YOUR TASK
Your job is to retype all of the data word for word, leaving every image out.

— Start of SUPPLIED RECORDS —

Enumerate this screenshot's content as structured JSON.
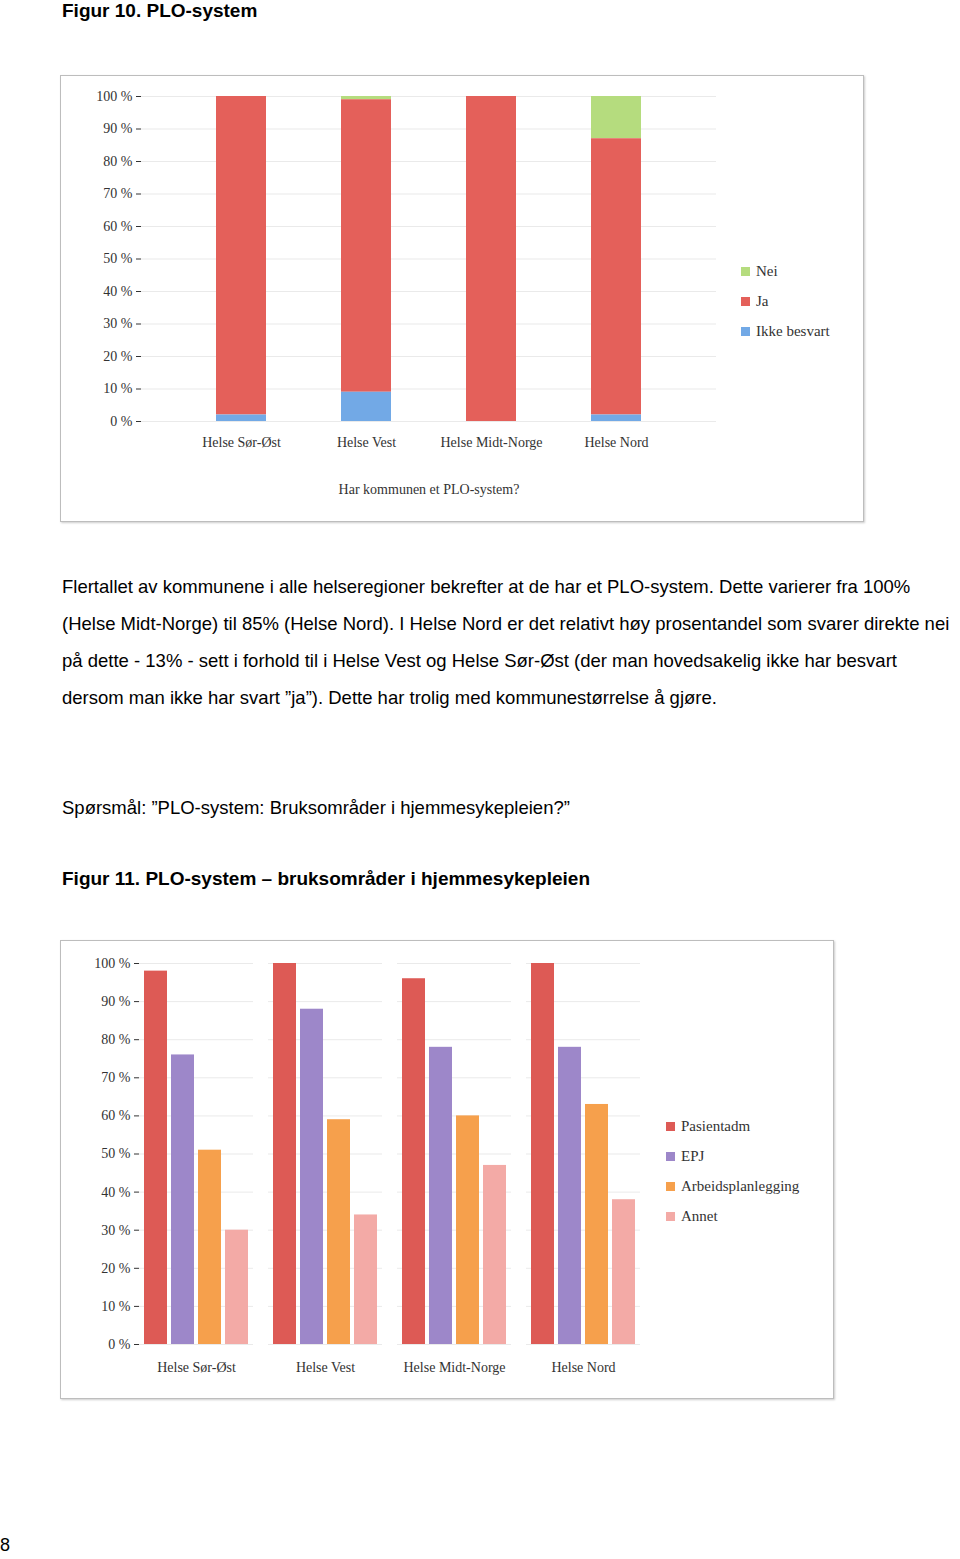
{
  "page": {
    "figure10_title": "Figur 10. PLO-system",
    "paragraph": "Flertallet av kommunene i alle helseregioner bekrefter at de har et PLO-system. Dette varierer fra 100% (Helse Midt-Norge) til 85% (Helse Nord). I Helse Nord er det relativt høy prosentandel som svarer direkte nei på dette - 13% - sett i forhold til i Helse Vest og Helse Sør-Øst (der man hovedsakelig ikke har besvart dersom man ikke har svart ”ja”). Dette har trolig med kommunestørrelse å gjøre.",
    "question": "Spørsmål: ”PLO-system: Bruksområder i hjemmesykepleien?”",
    "figure11_title": "Figur 11. PLO-system – bruksområder i hjemmesykepleien",
    "page_number": 8
  },
  "chart_data": [
    {
      "type": "bar",
      "stacked": true,
      "grid": true,
      "legend": "right",
      "x_label": "Har kommunen et PLO-system?",
      "categories": [
        "Helse Sør-Øst",
        "Helse Vest",
        "Helse Midt-Norge",
        "Helse Nord"
      ],
      "series": [
        {
          "name": "Nei",
          "color": "#b5dc7e",
          "values": [
            0,
            1,
            0,
            13
          ]
        },
        {
          "name": "Ja",
          "color": "#e4605a",
          "values": [
            98,
            90,
            100,
            85
          ]
        },
        {
          "name": "Ikke besvart",
          "color": "#72a9e6",
          "values": [
            2,
            9,
            0,
            2
          ]
        }
      ],
      "ylim": [
        0,
        100
      ],
      "yticks": [
        {
          "value": 0,
          "label": "0 %"
        },
        {
          "value": 10,
          "label": "10 %"
        },
        {
          "value": 20,
          "label": "20 %"
        },
        {
          "value": 30,
          "label": "30 %"
        },
        {
          "value": 40,
          "label": "40 %"
        },
        {
          "value": 50,
          "label": "50 %"
        },
        {
          "value": 60,
          "label": "60 %"
        },
        {
          "value": 70,
          "label": "70 %"
        },
        {
          "value": 80,
          "label": "80 %"
        },
        {
          "value": 90,
          "label": "90 %"
        },
        {
          "value": 100,
          "label": "100 %"
        }
      ]
    },
    {
      "type": "bar",
      "stacked": false,
      "grid": true,
      "legend": "right",
      "categories": [
        "Helse Sør-Øst",
        "Helse Vest",
        "Helse Midt-Norge",
        "Helse Nord"
      ],
      "series": [
        {
          "name": "Pasientadm",
          "color": "#dd5a55",
          "values": [
            98,
            100,
            96,
            100
          ]
        },
        {
          "name": "EPJ",
          "color": "#9d87c9",
          "values": [
            76,
            88,
            78,
            78
          ]
        },
        {
          "name": "Arbeidsplanlegging",
          "color": "#f6a04c",
          "values": [
            51,
            59,
            60,
            63
          ]
        },
        {
          "name": "Annet",
          "color": "#f3aaa6",
          "values": [
            30,
            34,
            47,
            38
          ]
        }
      ],
      "ylim": [
        0,
        100
      ],
      "yticks": [
        {
          "value": 0,
          "label": "0 %"
        },
        {
          "value": 10,
          "label": "10 %"
        },
        {
          "value": 20,
          "label": "20 %"
        },
        {
          "value": 30,
          "label": "30 %"
        },
        {
          "value": 40,
          "label": "40 %"
        },
        {
          "value": 50,
          "label": "50 %"
        },
        {
          "value": 60,
          "label": "60 %"
        },
        {
          "value": 70,
          "label": "70 %"
        },
        {
          "value": 80,
          "label": "80 %"
        },
        {
          "value": 90,
          "label": "90 %"
        },
        {
          "value": 100,
          "label": "100 %"
        }
      ]
    }
  ]
}
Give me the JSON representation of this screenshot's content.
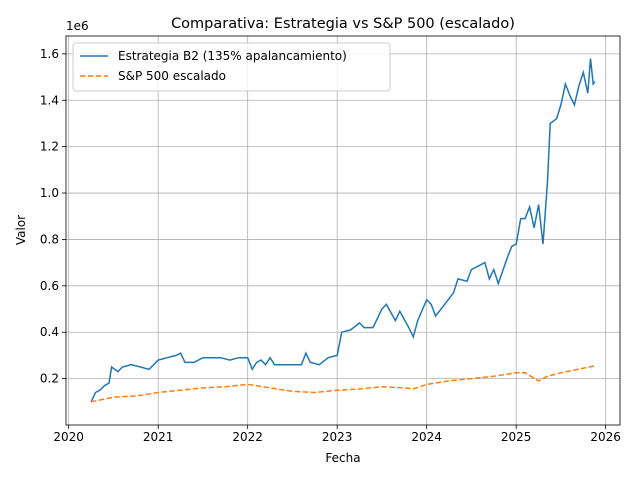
{
  "chart_data": {
    "type": "line",
    "title": "Comparativa: Estrategia vs S&P 500 (escalado)",
    "xlabel": "Fecha",
    "ylabel": "Valor",
    "y_offset_label": "1e6",
    "xlim": [
      2019.97,
      2026.16
    ],
    "xticks": [
      2020,
      2021,
      2022,
      2023,
      2024,
      2025,
      2026
    ],
    "ylim": [
      0.0,
      1.677
    ],
    "yticks": [
      0.2,
      0.4,
      0.6,
      0.8,
      {
        "value": 1,
        "label": "1.0"
      },
      1.2,
      1.4,
      1.6
    ],
    "grid": true,
    "legend": "upper left",
    "series": [
      {
        "name": "Estrategia B2 (135% apalancamiento)",
        "color": "#1f77b4",
        "dash": "solid",
        "x": [
          2020.25,
          2020.3,
          2020.35,
          2020.4,
          2020.45,
          2020.48,
          2020.55,
          2020.6,
          2020.7,
          2020.8,
          2020.9,
          2021.0,
          2021.1,
          2021.2,
          2021.25,
          2021.3,
          2021.4,
          2021.5,
          2021.6,
          2021.7,
          2021.8,
          2021.9,
          2022.0,
          2022.05,
          2022.1,
          2022.15,
          2022.2,
          2022.25,
          2022.3,
          2022.5,
          2022.6,
          2022.65,
          2022.7,
          2022.8,
          2022.9,
          2023.0,
          2023.05,
          2023.15,
          2023.25,
          2023.3,
          2023.4,
          2023.5,
          2023.55,
          2023.65,
          2023.7,
          2023.8,
          2023.85,
          2023.9,
          2024.0,
          2024.05,
          2024.1,
          2024.2,
          2024.3,
          2024.35,
          2024.45,
          2024.5,
          2024.6,
          2024.65,
          2024.7,
          2024.75,
          2024.8,
          2024.9,
          2024.95,
          2025.0,
          2025.05,
          2025.1,
          2025.15,
          2025.2,
          2025.25,
          2025.3,
          2025.35,
          2025.38,
          2025.45,
          2025.5,
          2025.55,
          2025.6,
          2025.65,
          2025.7,
          2025.75,
          2025.8,
          2025.83,
          2025.86,
          2025.88
        ],
        "values": [
          0.1,
          0.14,
          0.15,
          0.17,
          0.18,
          0.25,
          0.23,
          0.25,
          0.26,
          0.25,
          0.24,
          0.28,
          0.29,
          0.3,
          0.31,
          0.27,
          0.27,
          0.29,
          0.29,
          0.29,
          0.28,
          0.29,
          0.29,
          0.24,
          0.27,
          0.28,
          0.26,
          0.29,
          0.26,
          0.26,
          0.26,
          0.31,
          0.27,
          0.26,
          0.29,
          0.3,
          0.4,
          0.41,
          0.44,
          0.42,
          0.42,
          0.5,
          0.52,
          0.45,
          0.49,
          0.42,
          0.38,
          0.45,
          0.54,
          0.52,
          0.47,
          0.52,
          0.57,
          0.63,
          0.62,
          0.67,
          0.69,
          0.7,
          0.63,
          0.67,
          0.61,
          0.72,
          0.77,
          0.78,
          0.89,
          0.89,
          0.94,
          0.85,
          0.95,
          0.78,
          1.05,
          1.3,
          1.32,
          1.38,
          1.47,
          1.42,
          1.38,
          1.46,
          1.52,
          1.43,
          1.58,
          1.47,
          1.48
        ]
      },
      {
        "name": "S&P 500 escalado",
        "color": "#ff7f0e",
        "dash": "dashed",
        "x": [
          2020.25,
          2020.5,
          2020.75,
          2021.0,
          2021.25,
          2021.5,
          2021.75,
          2022.0,
          2022.25,
          2022.5,
          2022.75,
          2023.0,
          2023.25,
          2023.5,
          2023.75,
          2023.85,
          2024.0,
          2024.25,
          2024.5,
          2024.75,
          2025.0,
          2025.1,
          2025.25,
          2025.35,
          2025.5,
          2025.75,
          2025.88
        ],
        "values": [
          0.1,
          0.12,
          0.125,
          0.14,
          0.15,
          0.16,
          0.165,
          0.175,
          0.16,
          0.145,
          0.14,
          0.15,
          0.155,
          0.165,
          0.16,
          0.155,
          0.175,
          0.19,
          0.2,
          0.21,
          0.225,
          0.225,
          0.19,
          0.21,
          0.225,
          0.245,
          0.255
        ]
      }
    ]
  }
}
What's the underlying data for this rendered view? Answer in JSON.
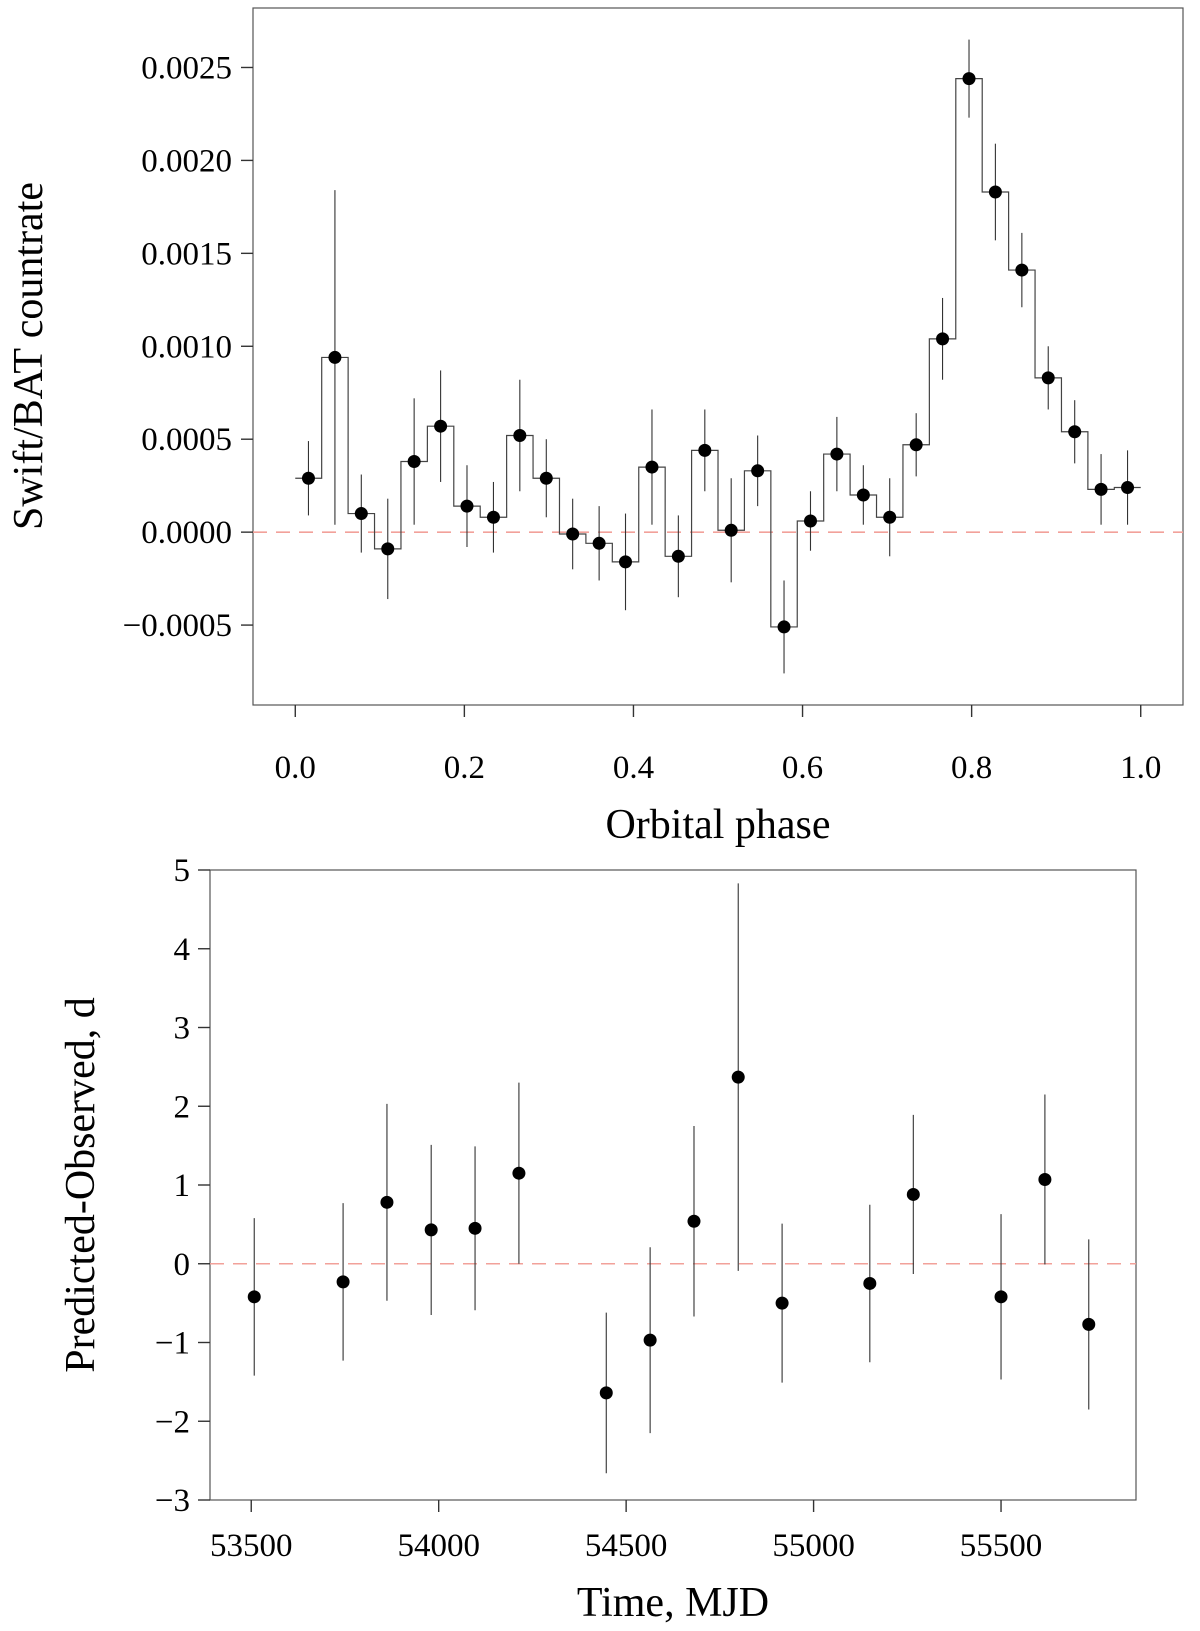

— End of SUPPLIED RECORDS —

RESULT BELOW
Enumerate this screenshot's content as structured JSON.
{
  "page": {
    "figure10_title": "Figur 10. PLO-system",
    "paragraph": "Flertallet av kommunene i alle helseregioner bekrefter at de har et PLO-system. Dette varierer fra 100% (Helse Midt-Norge) til 85% (Helse Nord). I Helse Nord er det relativt høy prosentandel som svarer direkte nei på dette - 13% - sett i forhold til i Helse Vest og Helse Sør-Øst (der man hovedsakelig ikke har besvart dersom man ikke har svart ”ja”). Dette har trolig med kommunestørrelse å gjøre.",
    "question": "Spørsmål: ”PLO-system: Bruksområder i hjemmesykepleien?”",
    "figure11_title": "Figur 11. PLO-system – bruksområder i hjemmesykepleien",
    "page_number": 8
  },
  "chart_data": [
    {
      "type": "bar",
      "stacked": true,
      "grid": true,
      "legend": "right",
      "x_label": "Har kommunen et PLO-system?",
      "categories": [
        "Helse Sør-Øst",
        "Helse Vest",
        "Helse Midt-Norge",
        "Helse Nord"
      ],
      "series": [
        {
          "name": "Nei",
          "color": "#b5dc7e",
          "values": [
            0,
            1,
            0,
            13
          ]
        },
        {
          "name": "Ja",
          "color": "#e4605a",
          "values": [
            98,
            90,
            100,
            85
          ]
        },
        {
          "name": "Ikke besvart",
          "color": "#72a9e6",
          "values": [
            2,
            9,
            0,
            2
          ]
        }
      ],
      "ylim": [
        0,
        100
      ],
      "yticks": [
        {
          "value": 0,
          "label": "0 %"
        },
        {
          "value": 10,
          "label": "10 %"
        },
        {
          "value": 20,
          "label": "20 %"
        },
        {
          "value": 30,
          "label": "30 %"
        },
        {
          "value": 40,
          "label": "40 %"
        },
        {
          "value": 50,
          "label": "50 %"
        },
        {
          "value": 60,
          "label": "60 %"
        },
        {
          "value": 70,
          "label": "70 %"
        },
        {
          "value": 80,
          "label": "80 %"
        },
        {
          "value": 90,
          "label": "90 %"
        },
        {
          "value": 100,
          "label": "100 %"
        }
      ]
    },
    {
      "type": "bar",
      "stacked": false,
      "grid": true,
      "legend": "right",
      "categories": [
        "Helse Sør-Øst",
        "Helse Vest",
        "Helse Midt-Norge",
        "Helse Nord"
      ],
      "series": [
        {
          "name": "Pasientadm",
          "color": "#dd5a55",
          "values": [
            98,
            100,
            96,
            100
          ]
        },
        {
          "name": "EPJ",
          "color": "#9d87c9",
          "values": [
            76,
            88,
            78,
            78
          ]
        },
        {
          "name": "Arbeidsplanlegging",
          "color": "#f6a04c",
          "values": [
            51,
            59,
            60,
            63
          ]
        },
        {
          "name": "Annet",
          "color": "#f3aaa6",
          "values": [
            30,
            34,
            47,
            38
          ]
        }
      ],
      "ylim": [
        0,
        100
      ],
      "yticks": [
        {
          "value": 0,
          "label": "0 %"
        },
        {
          "value": 10,
          "label": "10 %"
        },
        {
          "value": 20,
          "label": "20 %"
        },
        {
          "value": 30,
          "label": "30 %"
        },
        {
          "value": 40,
          "label": "40 %"
        },
        {
          "value": 50,
          "label": "50 %"
        },
        {
          "value": 60,
          "label": "60 %"
        },
        {
          "value": 70,
          "label": "70 %"
        },
        {
          "value": 80,
          "label": "80 %"
        },
        {
          "value": 90,
          "label": "90 %"
        },
        {
          "value": 100,
          "label": "100 %"
        }
      ]
    }
  ]
}
Give me the JSON representation of this screenshot's content.
{
  "chart_data": {
    "type": "line",
    "title": "Comparativa: Estrategia vs S&P 500 (escalado)",
    "xlabel": "Fecha",
    "ylabel": "Valor",
    "y_offset_label": "1e6",
    "xlim": [
      2019.97,
      2026.16
    ],
    "xticks": [
      2020,
      2021,
      2022,
      2023,
      2024,
      2025,
      2026
    ],
    "ylim": [
      0.0,
      1.677
    ],
    "yticks": [
      0.2,
      0.4,
      0.6,
      0.8,
      {
        "value": 1,
        "label": "1.0"
      },
      1.2,
      1.4,
      1.6
    ],
    "grid": true,
    "legend": "upper left",
    "series": [
      {
        "name": "Estrategia B2 (135% apalancamiento)",
        "color": "#1f77b4",
        "dash": "solid",
        "x": [
          2020.25,
          2020.3,
          2020.35,
          2020.4,
          2020.45,
          2020.48,
          2020.55,
          2020.6,
          2020.7,
          2020.8,
          2020.9,
          2021.0,
          2021.1,
          2021.2,
          2021.25,
          2021.3,
          2021.4,
          2021.5,
          2021.6,
          2021.7,
          2021.8,
          2021.9,
          2022.0,
          2022.05,
          2022.1,
          2022.15,
          2022.2,
          2022.25,
          2022.3,
          2022.5,
          2022.6,
          2022.65,
          2022.7,
          2022.8,
          2022.9,
          2023.0,
          2023.05,
          2023.15,
          2023.25,
          2023.3,
          2023.4,
          2023.5,
          2023.55,
          2023.65,
          2023.7,
          2023.8,
          2023.85,
          2023.9,
          2024.0,
          2024.05,
          2024.1,
          2024.2,
          2024.3,
          2024.35,
          2024.45,
          2024.5,
          2024.6,
          2024.65,
          2024.7,
          2024.75,
          2024.8,
          2024.9,
          2024.95,
          2025.0,
          2025.05,
          2025.1,
          2025.15,
          2025.2,
          2025.25,
          2025.3,
          2025.35,
          2025.38,
          2025.45,
          2025.5,
          2025.55,
          2025.6,
          2025.65,
          2025.7,
          2025.75,
          2025.8,
          2025.83,
          2025.86,
          2025.88
        ],
        "values": [
          0.1,
          0.14,
          0.15,
          0.17,
          0.18,
          0.25,
          0.23,
          0.25,
          0.26,
          0.25,
          0.24,
          0.28,
          0.29,
          0.3,
          0.31,
          0.27,
          0.27,
          0.29,
          0.29,
          0.29,
          0.28,
          0.29,
          0.29,
          0.24,
          0.27,
          0.28,
          0.26,
          0.29,
          0.26,
          0.26,
          0.26,
          0.31,
          0.27,
          0.26,
          0.29,
          0.3,
          0.4,
          0.41,
          0.44,
          0.42,
          0.42,
          0.5,
          0.52,
          0.45,
          0.49,
          0.42,
          0.38,
          0.45,
          0.54,
          0.52,
          0.47,
          0.52,
          0.57,
          0.63,
          0.62,
          0.67,
          0.69,
          0.7,
          0.63,
          0.67,
          0.61,
          0.72,
          0.77,
          0.78,
          0.89,
          0.89,
          0.94,
          0.85,
          0.95,
          0.78,
          1.05,
          1.3,
          1.32,
          1.38,
          1.47,
          1.42,
          1.38,
          1.46,
          1.52,
          1.43,
          1.58,
          1.47,
          1.48
        ]
      },
      {
        "name": "S&P 500 escalado",
        "color": "#ff7f0e",
        "dash": "dashed",
        "x": [
          2020.25,
          2020.5,
          2020.75,
          2021.0,
          2021.25,
          2021.5,
          2021.75,
          2022.0,
          2022.25,
          2022.5,
          2022.75,
          2023.0,
          2023.25,
          2023.5,
          2023.75,
          2023.85,
          2024.0,
          2024.25,
          2024.5,
          2024.75,
          2025.0,
          2025.1,
          2025.25,
          2025.35,
          2025.5,
          2025.75,
          2025.88
        ],
        "values": [
          0.1,
          0.12,
          0.125,
          0.14,
          0.15,
          0.16,
          0.165,
          0.175,
          0.16,
          0.145,
          0.14,
          0.15,
          0.155,
          0.165,
          0.16,
          0.155,
          0.175,
          0.19,
          0.2,
          0.21,
          0.225,
          0.225,
          0.19,
          0.21,
          0.225,
          0.245,
          0.255
        ]
      }
    ]
  }
}
What's the underlying data for this rendered view? Answer in JSON.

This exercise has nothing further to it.